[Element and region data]
┄┄┄┄┄┄

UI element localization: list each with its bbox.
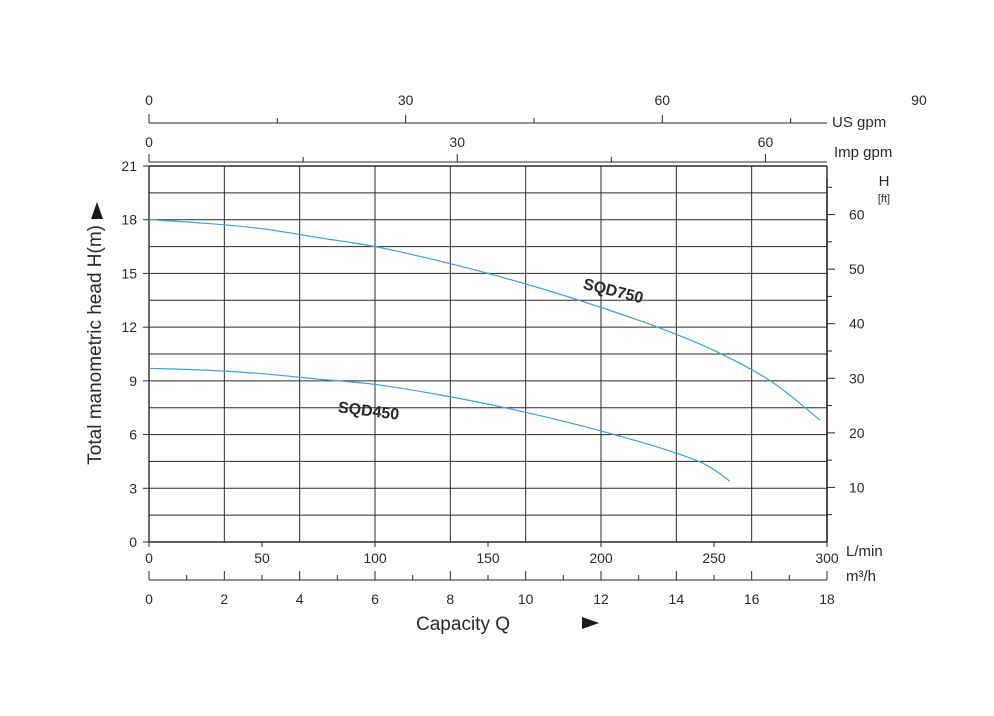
imp-gpm-tick-label: 0 xyxy=(145,134,153,150)
x-tick-label: 200 xyxy=(589,550,613,566)
y-tick-label: 15 xyxy=(121,265,137,281)
curve-sqd750 xyxy=(148,219,821,421)
x-unit-label: L/min xyxy=(846,543,883,560)
right-tick-label: 30 xyxy=(849,370,865,386)
chart-curves xyxy=(148,219,821,482)
y-tick-label: 12 xyxy=(121,319,137,335)
us-gpm-tick-label: 0 xyxy=(145,92,153,108)
m3h-tick-label: 0 xyxy=(145,591,153,607)
y-axis-title: Total manometric head H(m) xyxy=(85,225,106,465)
right-axis-label: H xyxy=(879,173,890,190)
x-axis-arrow xyxy=(582,617,599,629)
right-tick-label: 40 xyxy=(849,316,865,332)
m3h-tick-label: 2 xyxy=(220,591,228,607)
chart-axes: 0369121518211020304050600306090120150180… xyxy=(121,92,927,607)
right-tick-label: 60 xyxy=(849,207,865,223)
y-axis-arrow xyxy=(91,202,103,219)
m3h-tick-label: 18 xyxy=(819,591,835,607)
m3h-tick-label: 12 xyxy=(593,591,609,607)
us-gpm-label: US gpm xyxy=(832,114,886,131)
imp-gpm-tick-label: 60 xyxy=(758,134,774,150)
x-tick-label: 300 xyxy=(815,550,839,566)
m3h-tick-label: 14 xyxy=(669,591,685,607)
y-tick-label: 18 xyxy=(121,212,137,228)
imp-gpm-label: Imp gpm xyxy=(834,144,892,161)
x-tick-label: 0 xyxy=(145,550,153,566)
us-gpm-tick-label: 90 xyxy=(911,92,927,108)
m3h-tick-label: 10 xyxy=(518,591,534,607)
curve-label-sqd750: SQD750 xyxy=(581,276,645,307)
x-axis-title: Capacity Q xyxy=(416,614,510,635)
y-tick-label: 9 xyxy=(129,373,137,389)
x-tick-label: 250 xyxy=(702,550,726,566)
m3h-tick-label: 6 xyxy=(371,591,379,607)
y-tick-label: 3 xyxy=(129,480,137,496)
curve-sqd450 xyxy=(148,367,731,482)
curve-label-sqd450: SQD450 xyxy=(337,399,400,423)
m3h-unit-label: m³/h xyxy=(846,568,876,585)
m3h-tick-label: 8 xyxy=(446,591,454,607)
y-tick-label: 21 xyxy=(121,158,137,174)
x-tick-label: 150 xyxy=(476,550,500,566)
m3h-tick-label: 4 xyxy=(296,591,304,607)
y-tick-label: 6 xyxy=(129,427,137,443)
y-tick-label: 0 xyxy=(129,534,137,550)
us-gpm-tick-label: 60 xyxy=(655,92,671,108)
m3h-tick-label: 16 xyxy=(744,591,760,607)
x-tick-label: 100 xyxy=(363,550,387,566)
right-tick-label: 20 xyxy=(849,425,865,441)
right-axis-unit: [ft] xyxy=(878,193,890,205)
x-tick-label: 50 xyxy=(254,550,270,566)
chart-grid xyxy=(148,165,828,543)
imp-gpm-tick-label: 30 xyxy=(449,134,465,150)
us-gpm-tick-label: 30 xyxy=(398,92,414,108)
right-tick-label: 10 xyxy=(849,479,865,495)
right-tick-label: 50 xyxy=(849,261,865,277)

┄┄┄┄┄┄

WRITTEN PROBLEM: Copy every line of the items above word for word, omitting the pictures.

RESULT OF THIS TASK:
UI element localization: list each with its bbox.
imp-gpm-tick-label: 0 xyxy=(145,134,153,150)
x-tick-label: 200 xyxy=(589,550,613,566)
y-tick-label: 15 xyxy=(121,265,137,281)
curve-sqd750 xyxy=(148,219,821,421)
x-unit-label: L/min xyxy=(846,543,883,560)
right-tick-label: 30 xyxy=(849,370,865,386)
chart-curves xyxy=(148,219,821,482)
y-tick-label: 12 xyxy=(121,319,137,335)
us-gpm-tick-label: 0 xyxy=(145,92,153,108)
m3h-tick-label: 0 xyxy=(145,591,153,607)
y-axis-title: Total manometric head H(m) xyxy=(85,225,106,465)
right-axis-label: H xyxy=(879,173,890,190)
x-axis-arrow xyxy=(582,617,599,629)
right-tick-label: 40 xyxy=(849,316,865,332)
m3h-tick-label: 2 xyxy=(220,591,228,607)
chart-axes: 0369121518211020304050600306090120150180… xyxy=(121,92,927,607)
right-tick-label: 60 xyxy=(849,207,865,223)
y-axis-arrow xyxy=(91,202,103,219)
m3h-tick-label: 18 xyxy=(819,591,835,607)
m3h-tick-label: 12 xyxy=(593,591,609,607)
us-gpm-label: US gpm xyxy=(832,114,886,131)
imp-gpm-tick-label: 60 xyxy=(758,134,774,150)
x-tick-label: 300 xyxy=(815,550,839,566)
m3h-tick-label: 14 xyxy=(669,591,685,607)
y-tick-label: 18 xyxy=(121,212,137,228)
imp-gpm-label: Imp gpm xyxy=(834,144,892,161)
x-tick-label: 0 xyxy=(145,550,153,566)
us-gpm-tick-label: 90 xyxy=(911,92,927,108)
m3h-tick-label: 10 xyxy=(518,591,534,607)
curve-label-sqd750: SQD750 xyxy=(581,276,645,307)
x-axis-title: Capacity Q xyxy=(416,614,510,635)
y-tick-label: 9 xyxy=(129,373,137,389)
x-tick-label: 250 xyxy=(702,550,726,566)
m3h-tick-label: 6 xyxy=(371,591,379,607)
y-tick-label: 3 xyxy=(129,480,137,496)
curve-sqd450 xyxy=(148,367,731,482)
curve-label-sqd450: SQD450 xyxy=(337,399,400,423)
m3h-unit-label: m³/h xyxy=(846,568,876,585)
m3h-tick-label: 8 xyxy=(446,591,454,607)
y-tick-label: 21 xyxy=(121,158,137,174)
x-tick-label: 150 xyxy=(476,550,500,566)
m3h-tick-label: 4 xyxy=(296,591,304,607)
y-tick-label: 6 xyxy=(129,427,137,443)
y-tick-label: 0 xyxy=(129,534,137,550)
us-gpm-tick-label: 60 xyxy=(655,92,671,108)
m3h-tick-label: 16 xyxy=(744,591,760,607)
x-tick-label: 100 xyxy=(363,550,387,566)
right-tick-label: 20 xyxy=(849,425,865,441)
right-axis-unit: [ft] xyxy=(878,193,890,205)
x-tick-label: 50 xyxy=(254,550,270,566)
chart-grid xyxy=(148,165,828,543)
imp-gpm-tick-label: 30 xyxy=(449,134,465,150)
us-gpm-tick-label: 30 xyxy=(398,92,414,108)
right-tick-label: 10 xyxy=(849,479,865,495)
right-tick-label: 50 xyxy=(849,261,865,277)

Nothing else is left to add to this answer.